## Stated task
Find the string "image" in the data, then copy every line where it is found.

++++++++++++++++++++

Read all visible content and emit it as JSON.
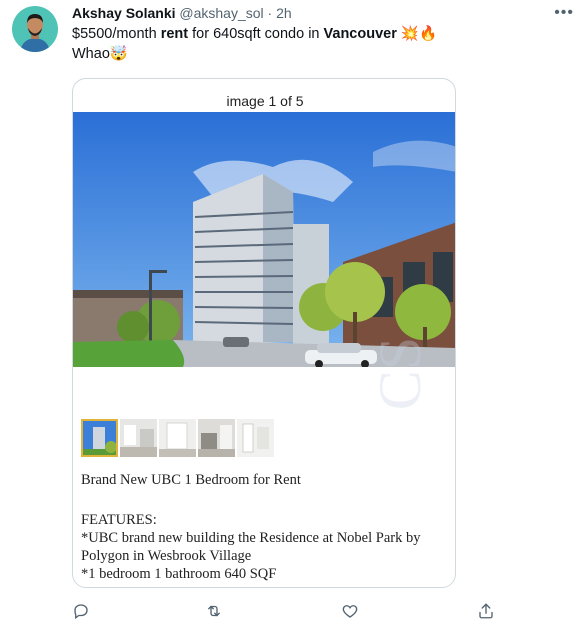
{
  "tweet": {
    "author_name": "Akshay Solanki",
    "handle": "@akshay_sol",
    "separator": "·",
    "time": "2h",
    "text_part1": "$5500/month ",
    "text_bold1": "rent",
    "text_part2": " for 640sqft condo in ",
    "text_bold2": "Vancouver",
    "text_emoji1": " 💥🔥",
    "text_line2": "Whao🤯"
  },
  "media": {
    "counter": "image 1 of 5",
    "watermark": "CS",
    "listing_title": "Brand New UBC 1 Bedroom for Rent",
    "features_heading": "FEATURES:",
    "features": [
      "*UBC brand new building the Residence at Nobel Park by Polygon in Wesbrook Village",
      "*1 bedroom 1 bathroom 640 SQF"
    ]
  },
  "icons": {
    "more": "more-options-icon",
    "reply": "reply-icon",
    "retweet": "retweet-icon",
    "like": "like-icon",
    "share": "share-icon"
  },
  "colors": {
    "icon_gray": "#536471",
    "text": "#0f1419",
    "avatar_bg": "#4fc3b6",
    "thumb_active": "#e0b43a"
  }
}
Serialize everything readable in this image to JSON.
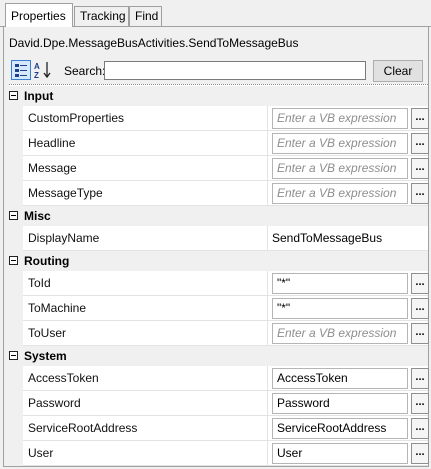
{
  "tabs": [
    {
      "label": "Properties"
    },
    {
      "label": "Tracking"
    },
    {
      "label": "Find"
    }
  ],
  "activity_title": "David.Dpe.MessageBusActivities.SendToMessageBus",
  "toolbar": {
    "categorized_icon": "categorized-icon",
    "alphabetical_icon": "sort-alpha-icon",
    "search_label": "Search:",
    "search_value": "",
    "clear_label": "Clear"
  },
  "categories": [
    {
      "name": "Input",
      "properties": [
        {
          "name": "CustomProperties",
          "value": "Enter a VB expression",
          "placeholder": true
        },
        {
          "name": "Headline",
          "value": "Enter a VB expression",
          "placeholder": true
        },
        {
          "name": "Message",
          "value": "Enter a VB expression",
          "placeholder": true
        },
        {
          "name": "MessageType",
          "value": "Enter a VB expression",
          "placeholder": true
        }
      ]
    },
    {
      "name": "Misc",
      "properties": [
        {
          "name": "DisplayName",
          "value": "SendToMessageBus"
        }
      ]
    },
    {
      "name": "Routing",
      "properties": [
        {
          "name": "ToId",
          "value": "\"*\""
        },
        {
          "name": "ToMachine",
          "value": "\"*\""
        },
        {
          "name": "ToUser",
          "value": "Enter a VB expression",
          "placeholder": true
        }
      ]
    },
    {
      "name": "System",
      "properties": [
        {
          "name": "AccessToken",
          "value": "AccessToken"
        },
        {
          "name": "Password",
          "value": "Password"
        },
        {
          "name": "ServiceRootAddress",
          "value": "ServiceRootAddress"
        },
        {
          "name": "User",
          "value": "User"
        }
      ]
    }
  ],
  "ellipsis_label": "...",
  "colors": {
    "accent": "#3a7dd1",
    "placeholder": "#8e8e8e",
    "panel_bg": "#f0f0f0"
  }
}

++++++++++++++++++++

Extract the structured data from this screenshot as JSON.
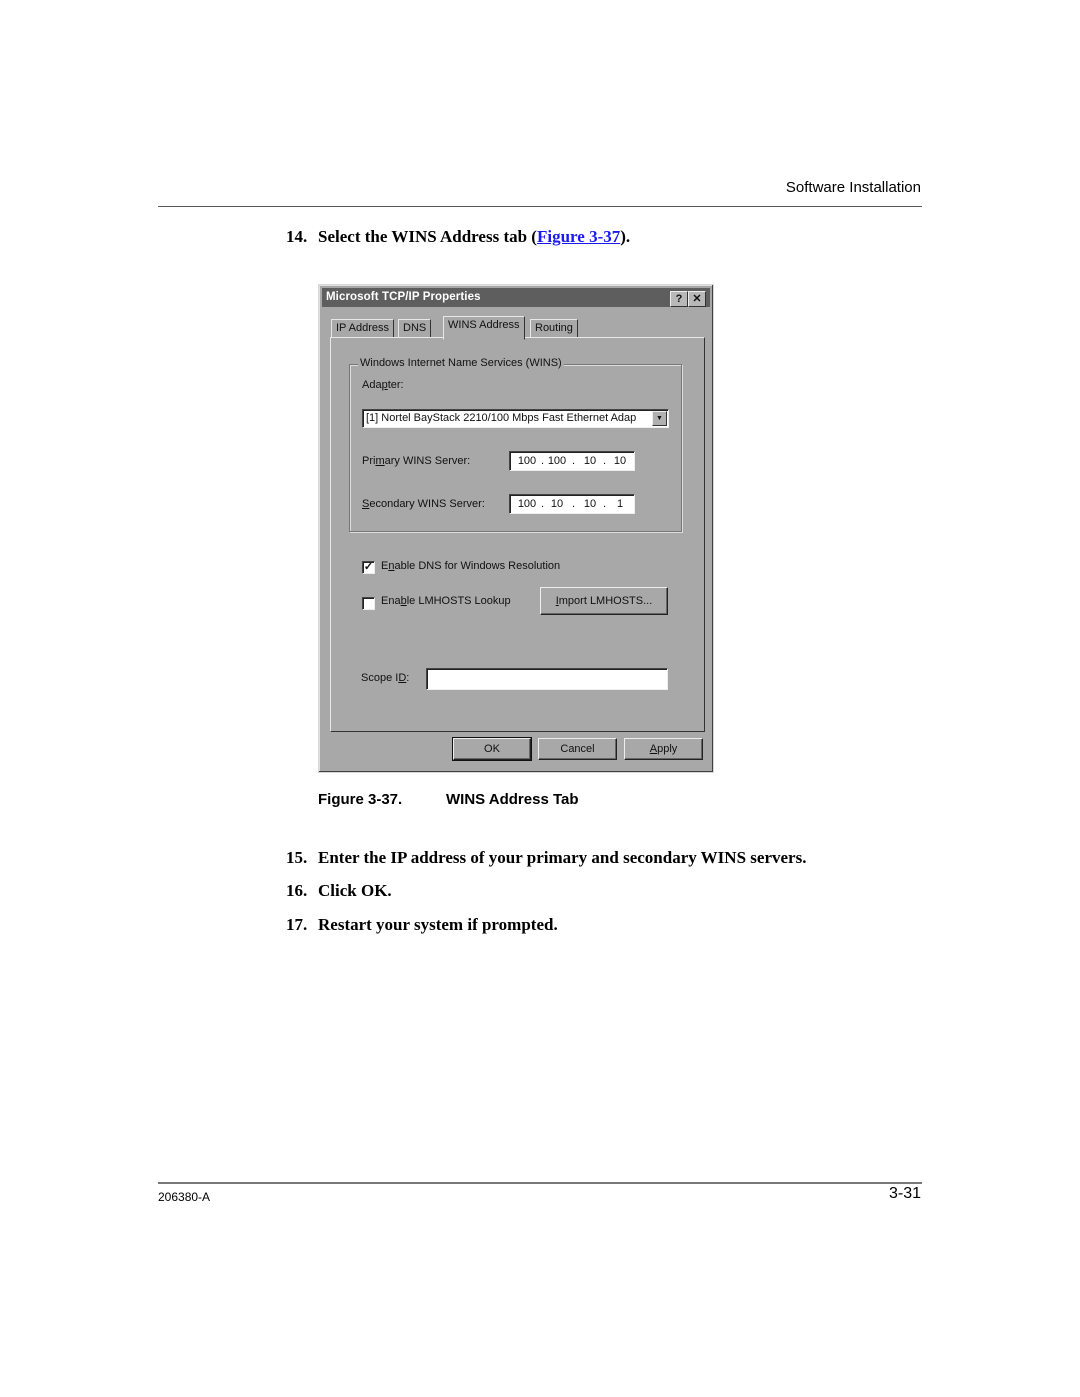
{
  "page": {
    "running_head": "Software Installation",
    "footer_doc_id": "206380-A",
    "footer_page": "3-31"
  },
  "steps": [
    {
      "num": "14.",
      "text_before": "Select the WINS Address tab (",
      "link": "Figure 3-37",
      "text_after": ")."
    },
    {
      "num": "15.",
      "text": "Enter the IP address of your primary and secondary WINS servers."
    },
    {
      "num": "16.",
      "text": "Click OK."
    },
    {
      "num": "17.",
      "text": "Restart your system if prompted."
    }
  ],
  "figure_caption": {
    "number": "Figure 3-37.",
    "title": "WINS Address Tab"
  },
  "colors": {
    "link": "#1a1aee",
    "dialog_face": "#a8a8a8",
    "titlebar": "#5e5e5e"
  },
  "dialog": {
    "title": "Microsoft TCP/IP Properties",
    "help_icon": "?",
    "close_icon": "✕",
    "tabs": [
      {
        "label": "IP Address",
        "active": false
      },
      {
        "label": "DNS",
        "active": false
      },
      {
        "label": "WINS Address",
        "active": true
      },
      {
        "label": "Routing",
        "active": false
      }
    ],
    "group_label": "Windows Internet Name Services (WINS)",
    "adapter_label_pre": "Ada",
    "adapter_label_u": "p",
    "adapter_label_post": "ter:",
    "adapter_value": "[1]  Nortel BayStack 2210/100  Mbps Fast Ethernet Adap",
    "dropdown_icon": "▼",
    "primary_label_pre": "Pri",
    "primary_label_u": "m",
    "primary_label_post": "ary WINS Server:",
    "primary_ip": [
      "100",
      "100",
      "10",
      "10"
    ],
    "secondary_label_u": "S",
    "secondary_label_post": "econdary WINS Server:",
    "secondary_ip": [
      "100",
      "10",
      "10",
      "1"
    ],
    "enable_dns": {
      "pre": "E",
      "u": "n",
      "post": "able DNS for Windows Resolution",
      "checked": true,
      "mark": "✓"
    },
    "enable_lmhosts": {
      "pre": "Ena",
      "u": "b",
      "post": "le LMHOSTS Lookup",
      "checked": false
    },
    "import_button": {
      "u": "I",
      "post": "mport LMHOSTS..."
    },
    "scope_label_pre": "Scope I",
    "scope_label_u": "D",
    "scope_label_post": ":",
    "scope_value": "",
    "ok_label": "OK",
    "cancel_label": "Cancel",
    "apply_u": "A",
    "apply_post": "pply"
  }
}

++++++++++++++++++++

## Answer to this problem
    "counter": "image 1 of 5",
Serialize everything readable in this image to JSON.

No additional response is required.